--- start Working data ---
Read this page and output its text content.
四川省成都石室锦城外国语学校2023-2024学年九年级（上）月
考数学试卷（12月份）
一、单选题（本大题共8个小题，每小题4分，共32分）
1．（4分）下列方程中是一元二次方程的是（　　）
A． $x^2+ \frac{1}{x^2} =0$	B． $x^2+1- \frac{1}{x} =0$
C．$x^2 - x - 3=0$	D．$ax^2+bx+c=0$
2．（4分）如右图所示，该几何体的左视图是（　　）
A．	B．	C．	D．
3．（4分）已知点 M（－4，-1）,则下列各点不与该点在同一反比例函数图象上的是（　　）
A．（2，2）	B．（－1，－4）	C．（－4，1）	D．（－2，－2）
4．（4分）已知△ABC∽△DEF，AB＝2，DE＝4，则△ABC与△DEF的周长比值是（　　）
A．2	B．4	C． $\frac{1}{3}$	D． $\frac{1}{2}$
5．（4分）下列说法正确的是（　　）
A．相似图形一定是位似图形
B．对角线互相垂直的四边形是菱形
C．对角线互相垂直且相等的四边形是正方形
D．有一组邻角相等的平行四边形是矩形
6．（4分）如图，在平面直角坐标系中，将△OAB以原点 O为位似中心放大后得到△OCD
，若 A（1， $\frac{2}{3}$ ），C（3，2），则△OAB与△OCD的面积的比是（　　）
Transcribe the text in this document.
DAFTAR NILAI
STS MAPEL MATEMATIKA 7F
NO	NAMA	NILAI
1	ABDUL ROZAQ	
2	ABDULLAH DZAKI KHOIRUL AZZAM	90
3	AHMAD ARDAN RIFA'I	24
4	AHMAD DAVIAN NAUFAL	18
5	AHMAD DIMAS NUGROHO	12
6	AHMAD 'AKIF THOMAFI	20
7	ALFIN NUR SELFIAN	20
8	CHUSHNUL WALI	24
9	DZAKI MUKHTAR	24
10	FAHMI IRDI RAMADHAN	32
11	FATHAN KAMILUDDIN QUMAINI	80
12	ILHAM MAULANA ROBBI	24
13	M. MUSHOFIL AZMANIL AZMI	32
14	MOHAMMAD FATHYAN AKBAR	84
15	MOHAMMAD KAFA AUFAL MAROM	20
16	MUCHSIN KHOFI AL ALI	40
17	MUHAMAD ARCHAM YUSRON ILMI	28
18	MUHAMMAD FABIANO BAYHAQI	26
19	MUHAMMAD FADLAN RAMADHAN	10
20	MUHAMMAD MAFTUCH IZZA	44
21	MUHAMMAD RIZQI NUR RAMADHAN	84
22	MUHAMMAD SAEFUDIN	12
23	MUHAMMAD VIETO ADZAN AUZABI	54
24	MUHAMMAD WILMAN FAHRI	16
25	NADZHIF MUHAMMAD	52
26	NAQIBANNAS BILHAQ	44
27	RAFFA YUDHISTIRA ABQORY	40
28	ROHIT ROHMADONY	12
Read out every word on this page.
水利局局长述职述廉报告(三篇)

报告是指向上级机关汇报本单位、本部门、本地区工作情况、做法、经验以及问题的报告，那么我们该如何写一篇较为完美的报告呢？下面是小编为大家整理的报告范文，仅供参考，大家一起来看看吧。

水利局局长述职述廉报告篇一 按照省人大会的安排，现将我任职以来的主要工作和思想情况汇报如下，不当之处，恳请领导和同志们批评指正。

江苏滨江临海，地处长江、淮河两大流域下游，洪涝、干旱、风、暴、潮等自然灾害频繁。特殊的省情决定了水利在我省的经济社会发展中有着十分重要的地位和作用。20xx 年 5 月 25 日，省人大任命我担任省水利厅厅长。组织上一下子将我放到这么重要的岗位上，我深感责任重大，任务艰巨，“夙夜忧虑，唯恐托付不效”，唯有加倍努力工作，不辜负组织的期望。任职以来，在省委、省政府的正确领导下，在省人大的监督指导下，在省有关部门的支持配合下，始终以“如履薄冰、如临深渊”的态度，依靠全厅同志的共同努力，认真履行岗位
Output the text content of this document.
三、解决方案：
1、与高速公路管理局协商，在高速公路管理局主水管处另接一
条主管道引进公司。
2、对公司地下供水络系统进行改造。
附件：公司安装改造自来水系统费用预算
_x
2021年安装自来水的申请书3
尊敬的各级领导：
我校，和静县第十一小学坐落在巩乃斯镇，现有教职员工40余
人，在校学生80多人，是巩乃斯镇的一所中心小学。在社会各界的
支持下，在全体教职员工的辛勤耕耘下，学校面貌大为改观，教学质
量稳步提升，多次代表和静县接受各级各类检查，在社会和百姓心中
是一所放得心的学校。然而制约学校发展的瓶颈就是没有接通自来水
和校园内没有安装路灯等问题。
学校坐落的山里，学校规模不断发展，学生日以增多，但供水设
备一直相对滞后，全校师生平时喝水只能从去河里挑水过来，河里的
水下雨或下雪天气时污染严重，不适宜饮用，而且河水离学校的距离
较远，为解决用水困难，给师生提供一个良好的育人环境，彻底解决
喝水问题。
--- end Working data ---
Task →
Copy every line above in which the string "page" shows up.

Complete response →
Read this page and output its text content.
Read out every word on this page.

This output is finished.